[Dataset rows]
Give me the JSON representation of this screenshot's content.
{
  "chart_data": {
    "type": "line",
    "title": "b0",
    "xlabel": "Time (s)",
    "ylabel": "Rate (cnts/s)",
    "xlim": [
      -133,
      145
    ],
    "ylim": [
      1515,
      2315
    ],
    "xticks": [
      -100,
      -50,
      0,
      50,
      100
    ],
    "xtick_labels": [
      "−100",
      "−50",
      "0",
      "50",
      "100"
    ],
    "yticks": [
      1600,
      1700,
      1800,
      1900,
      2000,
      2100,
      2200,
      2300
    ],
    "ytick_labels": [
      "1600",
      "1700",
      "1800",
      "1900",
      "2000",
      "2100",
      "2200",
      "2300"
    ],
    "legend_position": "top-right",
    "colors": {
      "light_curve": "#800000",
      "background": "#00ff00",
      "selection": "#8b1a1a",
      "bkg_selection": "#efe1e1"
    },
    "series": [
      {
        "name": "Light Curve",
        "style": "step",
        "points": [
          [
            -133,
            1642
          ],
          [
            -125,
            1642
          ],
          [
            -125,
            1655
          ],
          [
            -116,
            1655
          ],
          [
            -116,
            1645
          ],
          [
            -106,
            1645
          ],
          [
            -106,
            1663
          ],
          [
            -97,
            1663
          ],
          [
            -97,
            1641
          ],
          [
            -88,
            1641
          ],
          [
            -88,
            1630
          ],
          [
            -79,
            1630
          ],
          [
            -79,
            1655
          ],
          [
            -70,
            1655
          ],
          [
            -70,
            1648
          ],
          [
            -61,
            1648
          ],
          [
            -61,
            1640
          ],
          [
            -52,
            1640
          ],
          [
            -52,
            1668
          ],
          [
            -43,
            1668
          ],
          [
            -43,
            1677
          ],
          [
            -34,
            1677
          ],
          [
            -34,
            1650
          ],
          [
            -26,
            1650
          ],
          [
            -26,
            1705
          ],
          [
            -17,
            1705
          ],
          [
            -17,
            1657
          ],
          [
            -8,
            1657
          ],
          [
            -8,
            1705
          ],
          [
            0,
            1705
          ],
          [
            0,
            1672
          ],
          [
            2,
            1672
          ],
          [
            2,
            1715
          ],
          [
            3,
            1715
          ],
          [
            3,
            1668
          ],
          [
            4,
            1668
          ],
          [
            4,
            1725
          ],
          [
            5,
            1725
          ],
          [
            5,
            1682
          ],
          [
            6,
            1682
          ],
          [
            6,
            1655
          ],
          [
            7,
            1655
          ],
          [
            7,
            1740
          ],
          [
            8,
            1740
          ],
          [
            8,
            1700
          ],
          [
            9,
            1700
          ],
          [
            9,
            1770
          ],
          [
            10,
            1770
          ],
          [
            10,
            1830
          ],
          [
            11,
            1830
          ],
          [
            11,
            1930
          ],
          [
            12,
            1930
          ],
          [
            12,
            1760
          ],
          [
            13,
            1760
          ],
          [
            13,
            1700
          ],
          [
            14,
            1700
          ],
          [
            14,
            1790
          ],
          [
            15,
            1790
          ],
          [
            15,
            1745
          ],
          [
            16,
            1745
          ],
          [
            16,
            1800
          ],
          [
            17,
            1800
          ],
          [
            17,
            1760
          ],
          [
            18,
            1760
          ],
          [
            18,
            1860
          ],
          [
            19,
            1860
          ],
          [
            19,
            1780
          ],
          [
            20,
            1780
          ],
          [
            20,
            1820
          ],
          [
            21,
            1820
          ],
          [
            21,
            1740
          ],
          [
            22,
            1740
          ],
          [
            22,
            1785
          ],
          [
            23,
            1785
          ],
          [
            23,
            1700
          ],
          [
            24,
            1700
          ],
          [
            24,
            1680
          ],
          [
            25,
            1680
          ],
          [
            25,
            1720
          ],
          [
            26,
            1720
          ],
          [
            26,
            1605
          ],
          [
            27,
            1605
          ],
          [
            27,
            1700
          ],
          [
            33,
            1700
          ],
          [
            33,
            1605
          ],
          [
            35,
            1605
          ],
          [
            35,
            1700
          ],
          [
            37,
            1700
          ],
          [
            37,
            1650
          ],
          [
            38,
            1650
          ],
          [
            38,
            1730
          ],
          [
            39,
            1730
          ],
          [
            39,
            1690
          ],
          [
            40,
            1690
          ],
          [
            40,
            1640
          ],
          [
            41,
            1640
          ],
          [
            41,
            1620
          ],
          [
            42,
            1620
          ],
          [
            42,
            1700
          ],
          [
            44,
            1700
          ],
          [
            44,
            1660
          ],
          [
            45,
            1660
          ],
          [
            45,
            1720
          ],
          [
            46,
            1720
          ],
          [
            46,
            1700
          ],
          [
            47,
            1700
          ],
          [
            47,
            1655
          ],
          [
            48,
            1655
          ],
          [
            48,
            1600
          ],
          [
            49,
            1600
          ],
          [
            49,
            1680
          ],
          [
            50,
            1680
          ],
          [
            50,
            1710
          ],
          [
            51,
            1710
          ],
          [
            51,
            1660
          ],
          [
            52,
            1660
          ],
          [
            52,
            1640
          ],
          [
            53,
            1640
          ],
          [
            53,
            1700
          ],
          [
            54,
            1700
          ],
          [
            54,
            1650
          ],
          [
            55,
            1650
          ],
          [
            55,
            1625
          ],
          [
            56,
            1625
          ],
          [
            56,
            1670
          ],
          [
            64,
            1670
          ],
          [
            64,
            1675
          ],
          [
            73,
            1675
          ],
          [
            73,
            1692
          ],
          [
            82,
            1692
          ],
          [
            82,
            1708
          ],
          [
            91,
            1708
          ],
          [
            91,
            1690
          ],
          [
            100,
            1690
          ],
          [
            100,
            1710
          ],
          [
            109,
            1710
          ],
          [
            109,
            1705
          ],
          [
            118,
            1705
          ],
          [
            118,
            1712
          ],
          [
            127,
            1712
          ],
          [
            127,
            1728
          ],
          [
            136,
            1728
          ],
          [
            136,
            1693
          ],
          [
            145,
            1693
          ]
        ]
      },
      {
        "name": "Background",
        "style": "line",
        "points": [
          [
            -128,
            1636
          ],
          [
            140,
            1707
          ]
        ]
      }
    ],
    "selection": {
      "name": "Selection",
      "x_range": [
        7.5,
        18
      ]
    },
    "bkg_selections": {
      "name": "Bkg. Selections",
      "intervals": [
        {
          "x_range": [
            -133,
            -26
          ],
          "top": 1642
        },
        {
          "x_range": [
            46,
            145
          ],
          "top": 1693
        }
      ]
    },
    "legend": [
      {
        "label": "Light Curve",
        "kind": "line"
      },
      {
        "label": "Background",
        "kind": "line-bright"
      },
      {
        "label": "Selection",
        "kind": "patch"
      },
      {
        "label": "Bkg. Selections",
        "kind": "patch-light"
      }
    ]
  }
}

> What the task asks
Look through the entries above. Extract each line with the word "name".

> Problem solution
        "name": "Light Curve",
        "name": "Background",
      "name": "Selection",
      "name": "Bkg. Selections",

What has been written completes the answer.